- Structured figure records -
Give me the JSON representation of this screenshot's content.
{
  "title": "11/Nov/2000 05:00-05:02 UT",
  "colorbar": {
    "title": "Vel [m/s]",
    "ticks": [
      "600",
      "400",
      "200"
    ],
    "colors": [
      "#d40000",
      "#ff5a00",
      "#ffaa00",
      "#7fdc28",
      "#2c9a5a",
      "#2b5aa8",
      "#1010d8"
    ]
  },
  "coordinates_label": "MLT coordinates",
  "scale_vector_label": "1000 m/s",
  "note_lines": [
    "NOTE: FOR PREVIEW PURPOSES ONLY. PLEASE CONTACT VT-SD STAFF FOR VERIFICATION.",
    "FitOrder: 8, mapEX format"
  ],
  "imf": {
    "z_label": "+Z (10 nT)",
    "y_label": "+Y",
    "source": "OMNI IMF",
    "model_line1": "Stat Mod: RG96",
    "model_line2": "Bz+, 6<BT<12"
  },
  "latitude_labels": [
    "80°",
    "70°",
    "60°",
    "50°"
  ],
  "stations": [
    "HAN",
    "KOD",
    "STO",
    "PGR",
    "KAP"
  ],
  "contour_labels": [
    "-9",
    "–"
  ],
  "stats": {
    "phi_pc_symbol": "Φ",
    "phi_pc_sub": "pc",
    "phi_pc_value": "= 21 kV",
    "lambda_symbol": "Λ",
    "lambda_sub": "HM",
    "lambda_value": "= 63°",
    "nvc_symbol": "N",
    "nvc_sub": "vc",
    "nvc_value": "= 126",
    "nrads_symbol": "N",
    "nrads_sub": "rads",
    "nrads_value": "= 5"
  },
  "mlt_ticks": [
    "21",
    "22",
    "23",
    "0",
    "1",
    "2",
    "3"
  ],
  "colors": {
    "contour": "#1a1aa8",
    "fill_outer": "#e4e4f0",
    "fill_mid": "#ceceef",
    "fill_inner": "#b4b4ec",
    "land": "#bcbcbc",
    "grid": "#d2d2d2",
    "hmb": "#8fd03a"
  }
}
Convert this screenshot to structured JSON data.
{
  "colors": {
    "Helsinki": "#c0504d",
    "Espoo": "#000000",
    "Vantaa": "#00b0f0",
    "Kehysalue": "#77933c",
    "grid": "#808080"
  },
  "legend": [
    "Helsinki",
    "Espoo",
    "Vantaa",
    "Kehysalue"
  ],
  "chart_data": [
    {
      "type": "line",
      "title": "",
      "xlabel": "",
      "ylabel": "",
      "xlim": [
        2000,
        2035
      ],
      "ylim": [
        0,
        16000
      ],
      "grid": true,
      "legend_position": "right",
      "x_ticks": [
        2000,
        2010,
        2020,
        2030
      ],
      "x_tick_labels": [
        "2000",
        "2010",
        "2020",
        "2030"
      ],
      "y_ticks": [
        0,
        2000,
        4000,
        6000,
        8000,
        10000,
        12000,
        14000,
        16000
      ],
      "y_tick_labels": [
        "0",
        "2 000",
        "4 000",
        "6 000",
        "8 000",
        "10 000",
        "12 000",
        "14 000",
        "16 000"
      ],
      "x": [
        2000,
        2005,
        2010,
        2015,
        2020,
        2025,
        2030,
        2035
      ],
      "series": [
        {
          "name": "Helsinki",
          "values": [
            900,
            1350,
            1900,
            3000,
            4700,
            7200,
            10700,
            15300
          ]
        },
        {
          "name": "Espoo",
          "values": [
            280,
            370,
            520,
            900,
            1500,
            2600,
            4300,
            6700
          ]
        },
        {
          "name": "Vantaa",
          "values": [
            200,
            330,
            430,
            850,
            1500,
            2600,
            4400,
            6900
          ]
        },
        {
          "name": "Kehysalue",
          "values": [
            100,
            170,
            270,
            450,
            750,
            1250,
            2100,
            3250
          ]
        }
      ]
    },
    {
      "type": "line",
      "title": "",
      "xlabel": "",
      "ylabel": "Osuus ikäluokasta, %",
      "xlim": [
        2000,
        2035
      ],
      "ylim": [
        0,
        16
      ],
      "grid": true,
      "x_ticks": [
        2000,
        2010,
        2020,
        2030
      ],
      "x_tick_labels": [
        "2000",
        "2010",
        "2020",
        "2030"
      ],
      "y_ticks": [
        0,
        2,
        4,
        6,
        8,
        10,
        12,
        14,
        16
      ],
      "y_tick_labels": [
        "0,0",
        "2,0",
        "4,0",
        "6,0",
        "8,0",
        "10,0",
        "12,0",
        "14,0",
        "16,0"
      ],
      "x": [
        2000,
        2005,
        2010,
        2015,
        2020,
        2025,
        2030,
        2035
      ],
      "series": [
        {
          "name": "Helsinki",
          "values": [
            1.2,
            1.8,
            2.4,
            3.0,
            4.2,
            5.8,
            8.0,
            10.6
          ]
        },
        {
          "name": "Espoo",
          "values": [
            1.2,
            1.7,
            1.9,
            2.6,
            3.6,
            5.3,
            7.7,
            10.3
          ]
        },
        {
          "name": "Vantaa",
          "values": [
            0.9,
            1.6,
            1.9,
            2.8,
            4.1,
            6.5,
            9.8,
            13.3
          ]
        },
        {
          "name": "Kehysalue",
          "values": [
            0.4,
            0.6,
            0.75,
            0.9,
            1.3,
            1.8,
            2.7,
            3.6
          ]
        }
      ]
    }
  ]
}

- Brief -
Make an exact copy of the data above.

- Solution to this task -
Give me the JSON representation of this screenshot's content.
{
  "title": "11/Nov/2000 05:00-05:02 UT",
  "colorbar": {
    "title": "Vel [m/s]",
    "ticks": [
      "600",
      "400",
      "200"
    ],
    "colors": [
      "#d40000",
      "#ff5a00",
      "#ffaa00",
      "#7fdc28",
      "#2c9a5a",
      "#2b5aa8",
      "#1010d8"
    ]
  },
  "coordinates_label": "MLT coordinates",
  "scale_vector_label": "1000 m/s",
  "note_lines": [
    "NOTE: FOR PREVIEW PURPOSES ONLY. PLEASE CONTACT VT-SD STAFF FOR VERIFICATION.",
    "FitOrder: 8, mapEX format"
  ],
  "imf": {
    "z_label": "+Z (10 nT)",
    "y_label": "+Y",
    "source": "OMNI IMF",
    "model_line1": "Stat Mod: RG96",
    "model_line2": "Bz+, 6<BT<12"
  },
  "latitude_labels": [
    "80°",
    "70°",
    "60°",
    "50°"
  ],
  "stations": [
    "HAN",
    "KOD",
    "STO",
    "PGR",
    "KAP"
  ],
  "contour_labels": [
    "-9",
    "–"
  ],
  "stats": {
    "phi_pc_symbol": "Φ",
    "phi_pc_sub": "pc",
    "phi_pc_value": "= 21 kV",
    "lambda_symbol": "Λ",
    "lambda_sub": "HM",
    "lambda_value": "= 63°",
    "nvc_symbol": "N",
    "nvc_sub": "vc",
    "nvc_value": "= 126",
    "nrads_symbol": "N",
    "nrads_sub": "rads",
    "nrads_value": "= 5"
  },
  "mlt_ticks": [
    "21",
    "22",
    "23",
    "0",
    "1",
    "2",
    "3"
  ],
  "colors": {
    "contour": "#1a1aa8",
    "fill_outer": "#e4e4f0",
    "fill_mid": "#ceceef",
    "fill_inner": "#b4b4ec",
    "land": "#bcbcbc",
    "grid": "#d2d2d2",
    "hmb": "#8fd03a"
  }
}
Convert this screenshot to structured JSON data.
{
  "colors": {
    "Helsinki": "#c0504d",
    "Espoo": "#000000",
    "Vantaa": "#00b0f0",
    "Kehysalue": "#77933c",
    "grid": "#808080"
  },
  "legend": [
    "Helsinki",
    "Espoo",
    "Vantaa",
    "Kehysalue"
  ],
  "chart_data": [
    {
      "type": "line",
      "title": "",
      "xlabel": "",
      "ylabel": "",
      "xlim": [
        2000,
        2035
      ],
      "ylim": [
        0,
        16000
      ],
      "grid": true,
      "legend_position": "right",
      "x_ticks": [
        2000,
        2010,
        2020,
        2030
      ],
      "x_tick_labels": [
        "2000",
        "2010",
        "2020",
        "2030"
      ],
      "y_ticks": [
        0,
        2000,
        4000,
        6000,
        8000,
        10000,
        12000,
        14000,
        16000
      ],
      "y_tick_labels": [
        "0",
        "2 000",
        "4 000",
        "6 000",
        "8 000",
        "10 000",
        "12 000",
        "14 000",
        "16 000"
      ],
      "x": [
        2000,
        2005,
        2010,
        2015,
        2020,
        2025,
        2030,
        2035
      ],
      "series": [
        {
          "name": "Helsinki",
          "values": [
            900,
            1350,
            1900,
            3000,
            4700,
            7200,
            10700,
            15300
          ]
        },
        {
          "name": "Espoo",
          "values": [
            280,
            370,
            520,
            900,
            1500,
            2600,
            4300,
            6700
          ]
        },
        {
          "name": "Vantaa",
          "values": [
            200,
            330,
            430,
            850,
            1500,
            2600,
            4400,
            6900
          ]
        },
        {
          "name": "Kehysalue",
          "values": [
            100,
            170,
            270,
            450,
            750,
            1250,
            2100,
            3250
          ]
        }
      ]
    },
    {
      "type": "line",
      "title": "",
      "xlabel": "",
      "ylabel": "Osuus ikäluokasta, %",
      "xlim": [
        2000,
        2035
      ],
      "ylim": [
        0,
        16
      ],
      "grid": true,
      "x_ticks": [
        2000,
        2010,
        2020,
        2030
      ],
      "x_tick_labels": [
        "2000",
        "2010",
        "2020",
        "2030"
      ],
      "y_ticks": [
        0,
        2,
        4,
        6,
        8,
        10,
        12,
        14,
        16
      ],
      "y_tick_labels": [
        "0,0",
        "2,0",
        "4,0",
        "6,0",
        "8,0",
        "10,0",
        "12,0",
        "14,0",
        "16,0"
      ],
      "x": [
        2000,
        2005,
        2010,
        2015,
        2020,
        2025,
        2030,
        2035
      ],
      "series": [
        {
          "name": "Helsinki",
          "values": [
            1.2,
            1.8,
            2.4,
            3.0,
            4.2,
            5.8,
            8.0,
            10.6
          ]
        },
        {
          "name": "Espoo",
          "values": [
            1.2,
            1.7,
            1.9,
            2.6,
            3.6,
            5.3,
            7.7,
            10.3
          ]
        },
        {
          "name": "Vantaa",
          "values": [
            0.9,
            1.6,
            1.9,
            2.8,
            4.1,
            6.5,
            9.8,
            13.3
          ]
        },
        {
          "name": "Kehysalue",
          "values": [
            0.4,
            0.6,
            0.75,
            0.9,
            1.3,
            1.8,
            2.7,
            3.6
          ]
        }
      ]
    }
  ]
}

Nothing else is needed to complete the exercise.